■ **Work required**:
In the copy, include every entry exactly but none of the images.

***** Exercise data

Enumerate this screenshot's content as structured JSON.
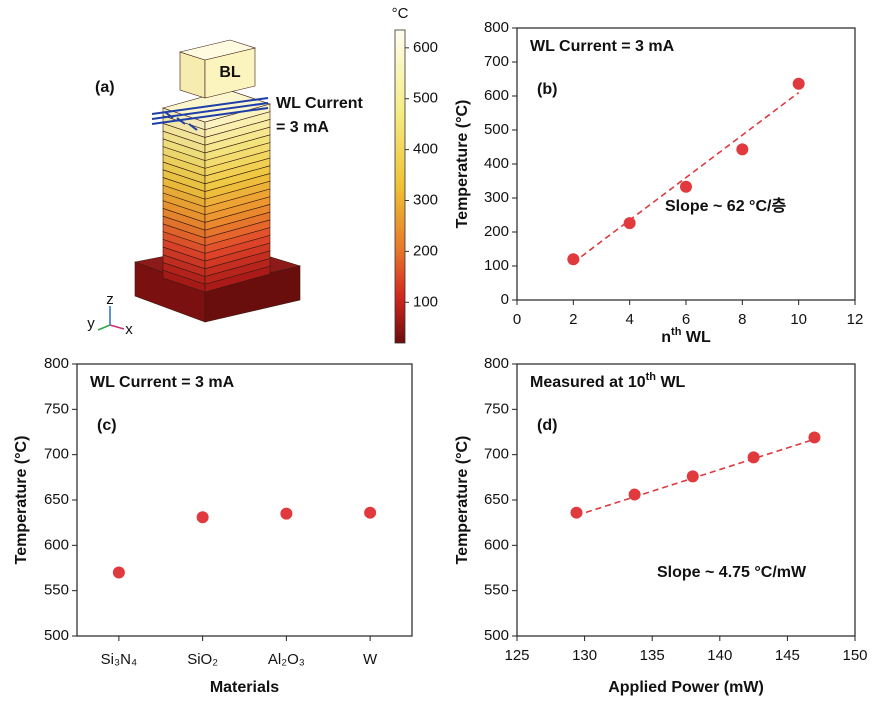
{
  "illustration": {
    "panel_label": "(a)",
    "block_label": "BL",
    "current_label": [
      "WL Current",
      "= 3 mA"
    ],
    "axes_labels": {
      "x": "x",
      "y": "y",
      "z": "z"
    },
    "colorbar": {
      "unit": "°C",
      "lim": [
        20,
        635
      ],
      "ticks": [
        100,
        200,
        300,
        400,
        500,
        600
      ]
    }
  },
  "chart_data": [
    {
      "type": "scatter",
      "panel_label": "(b)",
      "annotation": "WL Current = 3 mA",
      "slope_label": "Slope ~ 62 °C/층",
      "xlabel": [
        "n",
        "th",
        " WL"
      ],
      "ylabel": "Temperature (°C)",
      "color": "#e0393e",
      "x": [
        2,
        4,
        6,
        8,
        10
      ],
      "values": [
        120,
        226,
        333,
        443,
        636
      ],
      "fit": {
        "x": [
          2,
          10
        ],
        "values": [
          110,
          610
        ]
      },
      "xlim": [
        0,
        12
      ],
      "xticks": [
        0,
        2,
        4,
        6,
        8,
        10,
        12
      ],
      "ylim": [
        0,
        800
      ],
      "yticks": [
        0,
        100,
        200,
        300,
        400,
        500,
        600,
        700,
        800
      ]
    },
    {
      "type": "scatter",
      "panel_label": "(c)",
      "annotation": "WL Current = 3 mA",
      "xlabel": "Materials",
      "ylabel": "Temperature (°C)",
      "color": "#e0393e",
      "categories": [
        "Si₃N₄",
        "SiO₂",
        "Al₂O₃",
        "W"
      ],
      "values": [
        570,
        631,
        635,
        636
      ],
      "ylim": [
        500,
        800
      ],
      "yticks": [
        500,
        550,
        600,
        650,
        700,
        750,
        800
      ]
    },
    {
      "type": "scatter",
      "panel_label": "(d)",
      "annotation": [
        "Measured at 10",
        "th",
        " WL"
      ],
      "slope_label": "Slope ~ 4.75 °C/mW",
      "xlabel": "Applied Power (mW)",
      "ylabel": "Temperature (°C)",
      "color": "#e0393e",
      "x": [
        129.4,
        133.7,
        138,
        142.5,
        147
      ],
      "values": [
        636,
        656,
        676,
        697,
        719
      ],
      "fit": {
        "x": [
          129.4,
          147
        ],
        "values": [
          633,
          717
        ]
      },
      "xlim": [
        125,
        150
      ],
      "xticks": [
        125,
        130,
        135,
        140,
        145,
        150
      ],
      "ylim": [
        500,
        800
      ],
      "yticks": [
        500,
        550,
        600,
        650,
        700,
        750,
        800
      ]
    }
  ]
}
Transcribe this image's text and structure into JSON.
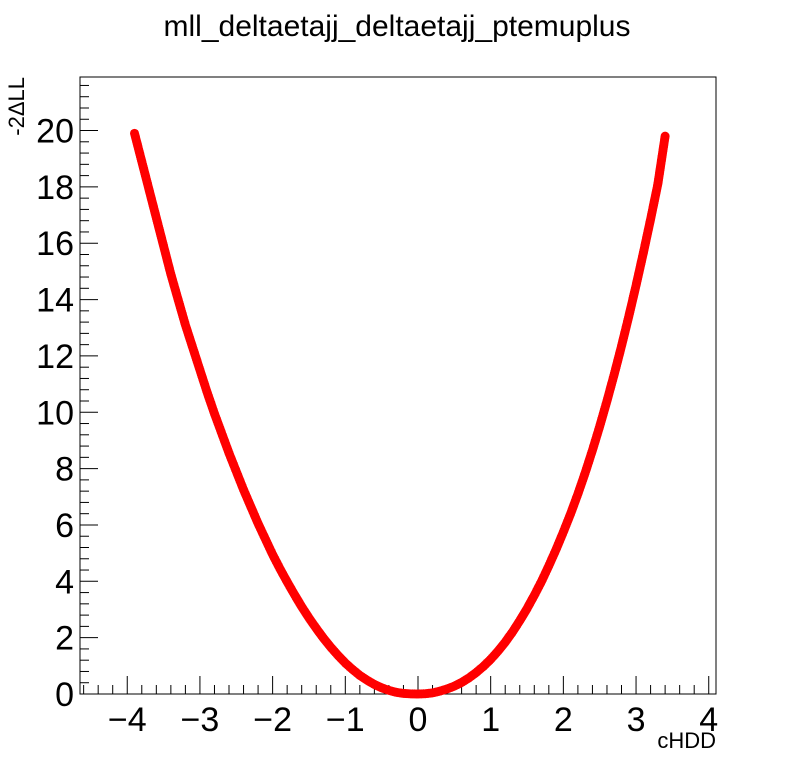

**********

■ **Answer for this exercise**:
Enumerate this screenshot's content as structured JSON.
{
  "illustration": {
    "panel_label": "(a)",
    "block_label": "BL",
    "current_label": [
      "WL Current",
      "= 3 mA"
    ],
    "axes_labels": {
      "x": "x",
      "y": "y",
      "z": "z"
    },
    "colorbar": {
      "unit": "°C",
      "lim": [
        20,
        635
      ],
      "ticks": [
        100,
        200,
        300,
        400,
        500,
        600
      ]
    }
  },
  "chart_data": [
    {
      "type": "scatter",
      "panel_label": "(b)",
      "annotation": "WL Current = 3 mA",
      "slope_label": "Slope ~ 62 °C/층",
      "xlabel": [
        "n",
        "th",
        " WL"
      ],
      "ylabel": "Temperature (°C)",
      "color": "#e0393e",
      "x": [
        2,
        4,
        6,
        8,
        10
      ],
      "values": [
        120,
        226,
        333,
        443,
        636
      ],
      "fit": {
        "x": [
          2,
          10
        ],
        "values": [
          110,
          610
        ]
      },
      "xlim": [
        0,
        12
      ],
      "xticks": [
        0,
        2,
        4,
        6,
        8,
        10,
        12
      ],
      "ylim": [
        0,
        800
      ],
      "yticks": [
        0,
        100,
        200,
        300,
        400,
        500,
        600,
        700,
        800
      ]
    },
    {
      "type": "scatter",
      "panel_label": "(c)",
      "annotation": "WL Current = 3 mA",
      "xlabel": "Materials",
      "ylabel": "Temperature (°C)",
      "color": "#e0393e",
      "categories": [
        "Si₃N₄",
        "SiO₂",
        "Al₂O₃",
        "W"
      ],
      "values": [
        570,
        631,
        635,
        636
      ],
      "ylim": [
        500,
        800
      ],
      "yticks": [
        500,
        550,
        600,
        650,
        700,
        750,
        800
      ]
    },
    {
      "type": "scatter",
      "panel_label": "(d)",
      "annotation": [
        "Measured at 10",
        "th",
        " WL"
      ],
      "slope_label": "Slope ~ 4.75 °C/mW",
      "xlabel": "Applied Power (mW)",
      "ylabel": "Temperature (°C)",
      "color": "#e0393e",
      "x": [
        129.4,
        133.7,
        138,
        142.5,
        147
      ],
      "values": [
        636,
        656,
        676,
        697,
        719
      ],
      "fit": {
        "x": [
          129.4,
          147
        ],
        "values": [
          633,
          717
        ]
      },
      "xlim": [
        125,
        150
      ],
      "xticks": [
        125,
        130,
        135,
        140,
        145,
        150
      ],
      "ylim": [
        500,
        800
      ],
      "yticks": [
        500,
        550,
        600,
        650,
        700,
        750,
        800
      ]
    }
  ]
}
Transcribe this image's text and structure into JSON.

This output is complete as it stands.